Data records:
———

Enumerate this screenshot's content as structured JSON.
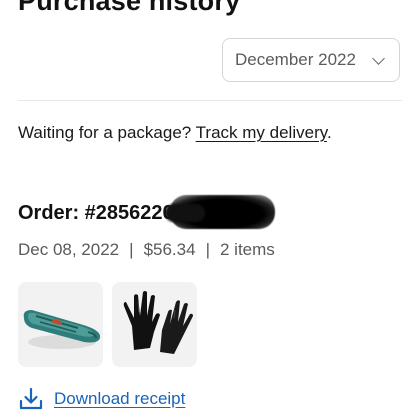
{
  "header": {
    "title": "Purchase history"
  },
  "filter": {
    "selected_month": "December 2022",
    "icon": "chevron-down-icon"
  },
  "notice": {
    "prefix": "Waiting for a package? ",
    "link_text": "Track my delivery",
    "suffix": "."
  },
  "order": {
    "title_prefix": "Order: #2856220",
    "date": "Dec 08, 2022",
    "total": "$56.34",
    "item_count": "2 items",
    "separator": "|",
    "items": [
      {
        "name": "sled-thumbnail",
        "icon": "snow-sled-image"
      },
      {
        "name": "gloves-thumbnail",
        "icon": "gloves-image"
      }
    ]
  },
  "receipt": {
    "label": "Download receipt",
    "icon": "download-icon",
    "link_color": "#1b64b8"
  }
}
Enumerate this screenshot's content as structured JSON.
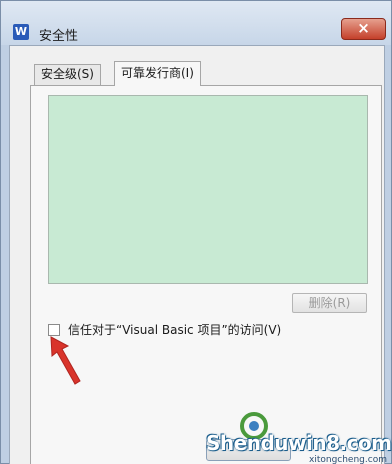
{
  "window": {
    "app_icon_letter": "W",
    "title": "安全性",
    "close_symbol": "×"
  },
  "tabs": [
    {
      "label": "安全级(S)"
    },
    {
      "label": "可靠发行商(I)",
      "selected": true
    }
  ],
  "publishers_list": {
    "items": []
  },
  "delete_button": {
    "label": "删除(R)",
    "enabled": false
  },
  "trust_vba_checkbox": {
    "label": "信任对于“Visual Basic 项目”的访问(V)",
    "checked": false
  },
  "watermark": {
    "text": "Shenduwin8.com",
    "sub_text": "xitongcheng.com"
  },
  "colors": {
    "list_background": "#c8ead3",
    "annotation_arrow": "#d9342b",
    "close_button": "#c4402b"
  },
  "icons": {
    "app": "wps-writer-icon",
    "close": "close-icon",
    "annotation": "red-arrow-icon"
  }
}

———

Make an exact copy of every entry above, minus the images.

Enumerate this screenshot's content as structured JSON.
{
  "header": {
    "title": "Purchase history"
  },
  "filter": {
    "selected_month": "December 2022",
    "icon": "chevron-down-icon"
  },
  "notice": {
    "prefix": "Waiting for a package? ",
    "link_text": "Track my delivery",
    "suffix": "."
  },
  "order": {
    "title_prefix": "Order: #2856220",
    "date": "Dec 08, 2022",
    "total": "$56.34",
    "item_count": "2 items",
    "separator": "|",
    "items": [
      {
        "name": "sled-thumbnail",
        "icon": "snow-sled-image"
      },
      {
        "name": "gloves-thumbnail",
        "icon": "gloves-image"
      }
    ]
  },
  "receipt": {
    "label": "Download receipt",
    "icon": "download-icon",
    "link_color": "#1b64b8"
  }
}
Enumerate this screenshot's content as structured JSON.
{
  "window": {
    "app_icon_letter": "W",
    "title": "安全性",
    "close_symbol": "×"
  },
  "tabs": [
    {
      "label": "安全级(S)"
    },
    {
      "label": "可靠发行商(I)",
      "selected": true
    }
  ],
  "publishers_list": {
    "items": []
  },
  "delete_button": {
    "label": "删除(R)",
    "enabled": false
  },
  "trust_vba_checkbox": {
    "label": "信任对于“Visual Basic 项目”的访问(V)",
    "checked": false
  },
  "watermark": {
    "text": "Shenduwin8.com",
    "sub_text": "xitongcheng.com"
  },
  "colors": {
    "list_background": "#c8ead3",
    "annotation_arrow": "#d9342b",
    "close_button": "#c4402b"
  },
  "icons": {
    "app": "wps-writer-icon",
    "close": "close-icon",
    "annotation": "red-arrow-icon"
  }
}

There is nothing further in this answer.